> Given problem: Copy every entry precisely.

[Collected data]
>> start

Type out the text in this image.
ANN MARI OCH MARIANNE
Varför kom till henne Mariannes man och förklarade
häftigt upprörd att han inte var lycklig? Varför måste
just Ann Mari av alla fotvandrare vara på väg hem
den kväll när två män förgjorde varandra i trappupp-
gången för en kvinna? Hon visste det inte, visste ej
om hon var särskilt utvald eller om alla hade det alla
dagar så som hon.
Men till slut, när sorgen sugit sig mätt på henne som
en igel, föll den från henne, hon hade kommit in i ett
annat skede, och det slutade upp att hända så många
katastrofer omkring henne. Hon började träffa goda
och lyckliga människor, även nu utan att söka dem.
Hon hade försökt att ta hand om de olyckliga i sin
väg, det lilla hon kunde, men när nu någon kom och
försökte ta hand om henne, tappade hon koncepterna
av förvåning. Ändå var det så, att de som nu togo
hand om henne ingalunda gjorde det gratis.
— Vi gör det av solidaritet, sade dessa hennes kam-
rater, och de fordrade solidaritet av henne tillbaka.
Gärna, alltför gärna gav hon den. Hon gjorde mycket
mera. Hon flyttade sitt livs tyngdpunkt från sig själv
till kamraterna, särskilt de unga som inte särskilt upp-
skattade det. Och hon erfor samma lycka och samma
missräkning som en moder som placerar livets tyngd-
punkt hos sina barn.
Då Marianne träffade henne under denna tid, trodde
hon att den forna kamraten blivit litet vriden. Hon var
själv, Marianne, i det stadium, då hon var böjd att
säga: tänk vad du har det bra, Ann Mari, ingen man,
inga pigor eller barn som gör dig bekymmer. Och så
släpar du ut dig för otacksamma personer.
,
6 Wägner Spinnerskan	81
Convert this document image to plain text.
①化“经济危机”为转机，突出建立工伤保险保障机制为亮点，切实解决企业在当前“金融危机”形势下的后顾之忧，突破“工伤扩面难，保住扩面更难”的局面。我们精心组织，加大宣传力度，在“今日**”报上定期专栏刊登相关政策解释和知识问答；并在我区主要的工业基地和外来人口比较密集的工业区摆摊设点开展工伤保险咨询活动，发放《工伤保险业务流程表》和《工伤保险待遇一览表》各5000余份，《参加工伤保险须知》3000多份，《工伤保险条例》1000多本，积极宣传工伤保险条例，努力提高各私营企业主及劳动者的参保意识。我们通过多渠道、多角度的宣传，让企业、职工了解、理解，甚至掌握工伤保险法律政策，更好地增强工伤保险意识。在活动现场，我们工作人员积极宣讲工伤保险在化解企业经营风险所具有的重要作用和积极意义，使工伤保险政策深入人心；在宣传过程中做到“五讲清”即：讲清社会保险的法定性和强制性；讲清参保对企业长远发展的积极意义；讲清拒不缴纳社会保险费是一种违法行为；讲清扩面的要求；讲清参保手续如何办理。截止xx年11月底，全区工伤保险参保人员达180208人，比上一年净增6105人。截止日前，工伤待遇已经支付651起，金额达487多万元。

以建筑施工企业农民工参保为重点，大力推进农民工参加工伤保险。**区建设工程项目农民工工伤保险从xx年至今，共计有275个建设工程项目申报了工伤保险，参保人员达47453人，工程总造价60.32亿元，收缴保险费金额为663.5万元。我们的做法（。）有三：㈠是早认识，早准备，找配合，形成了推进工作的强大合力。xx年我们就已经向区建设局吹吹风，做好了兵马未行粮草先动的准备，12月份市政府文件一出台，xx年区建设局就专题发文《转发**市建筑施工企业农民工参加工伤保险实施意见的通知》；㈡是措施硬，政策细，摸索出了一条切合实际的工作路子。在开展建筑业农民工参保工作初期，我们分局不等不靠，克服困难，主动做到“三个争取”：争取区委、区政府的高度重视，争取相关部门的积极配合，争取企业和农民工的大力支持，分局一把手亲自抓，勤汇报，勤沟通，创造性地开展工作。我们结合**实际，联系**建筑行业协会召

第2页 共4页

>> end

> Exercise result:
Type out the text in this image.
ANN MARI OCH MARIANNE
Varför kom till henne Mariannes man och förklarade
häftigt upprörd att han inte var lycklig? Varför måste
just Ann Mari av alla fotvandrare vara på väg hem
den kväll när två män förgjorde varandra i trappupp-
gången för en kvinna? Hon visste det inte, visste ej
om hon var särskilt utvald eller om alla hade det alla
dagar så som hon.
Men till slut, när sorgen sugit sig mätt på henne som
en igel, föll den från henne, hon hade kommit in i ett
annat skede, och det slutade upp att hända så många
katastrofer omkring henne. Hon började träffa goda
och lyckliga människor, även nu utan att söka dem.
Hon hade försökt att ta hand om de olyckliga i sin
väg, det lilla hon kunde, men när nu någon kom och
försökte ta hand om henne, tappade hon koncepterna
av förvåning. Ändå var det så, att de som nu togo
hand om henne ingalunda gjorde det gratis.
— Vi gör det av solidaritet, sade dessa hennes kam-
rater, och de fordrade solidaritet av henne tillbaka.
Gärna, alltför gärna gav hon den. Hon gjorde mycket
mera. Hon flyttade sitt livs tyngdpunkt från sig själv
till kamraterna, särskilt de unga som inte särskilt upp-
skattade det. Och hon erfor samma lycka och samma
missräkning som en moder som placerar livets tyngd-
punkt hos sina barn.
Då Marianne träffade henne under denna tid, trodde
hon att den forna kamraten blivit litet vriden. Hon var
själv, Marianne, i det stadium, då hon var böjd att
säga: tänk vad du har det bra, Ann Mari, ingen man,
inga pigor eller barn som gör dig bekymmer. Och så
släpar du ut dig för otacksamma personer.
,
6 Wägner Spinnerskan	81
Convert this document image to plain text.
①化“经济危机”为转机，突出建立工伤保险保障机制为亮点，切实解决企业在当前“金融危机”形势下的后顾之忧，突破“工伤扩面难，保住扩面更难”的局面。我们精心组织，加大宣传力度，在“今日**”报上定期专栏刊登相关政策解释和知识问答；并在我区主要的工业基地和外来人口比较密集的工业区摆摊设点开展工伤保险咨询活动，发放《工伤保险业务流程表》和《工伤保险待遇一览表》各5000余份，《参加工伤保险须知》3000多份，《工伤保险条例》1000多本，积极宣传工伤保险条例，努力提高各私营企业主及劳动者的参保意识。我们通过多渠道、多角度的宣传，让企业、职工了解、理解，甚至掌握工伤保险法律政策，更好地增强工伤保险意识。在活动现场，我们工作人员积极宣讲工伤保险在化解企业经营风险所具有的重要作用和积极意义，使工伤保险政策深入人心；在宣传过程中做到“五讲清”即：讲清社会保险的法定性和强制性；讲清参保对企业长远发展的积极意义；讲清拒不缴纳社会保险费是一种违法行为；讲清扩面的要求；讲清参保手续如何办理。截止xx年11月底，全区工伤保险参保人员达180208人，比上一年净增6105人。截止日前，工伤待遇已经支付651起，金额达487多万元。

以建筑施工企业农民工参保为重点，大力推进农民工参加工伤保险。**区建设工程项目农民工工伤保险从xx年至今，共计有275个建设工程项目申报了工伤保险，参保人员达47453人，工程总造价60.32亿元，收缴保险费金额为663.5万元。我们的做法（。）有三：㈠是早认识，早准备，找配合，形成了推进工作的强大合力。xx年我们就已经向区建设局吹吹风，做好了兵马未行粮草先动的准备，12月份市政府文件一出台，xx年区建设局就专题发文《转发**市建筑施工企业农民工参加工伤保险实施意见的通知》；㈡是措施硬，政策细，摸索出了一条切合实际的工作路子。在开展建筑业农民工参保工作初期，我们分局不等不靠，克服困难，主动做到“三个争取”：争取区委、区政府的高度重视，争取相关部门的积极配合，争取企业和农民工的大力支持，分局一把手亲自抓，勤汇报，勤沟通，创造性地开展工作。我们结合**实际，联系**建筑行业协会召

第2页 共4页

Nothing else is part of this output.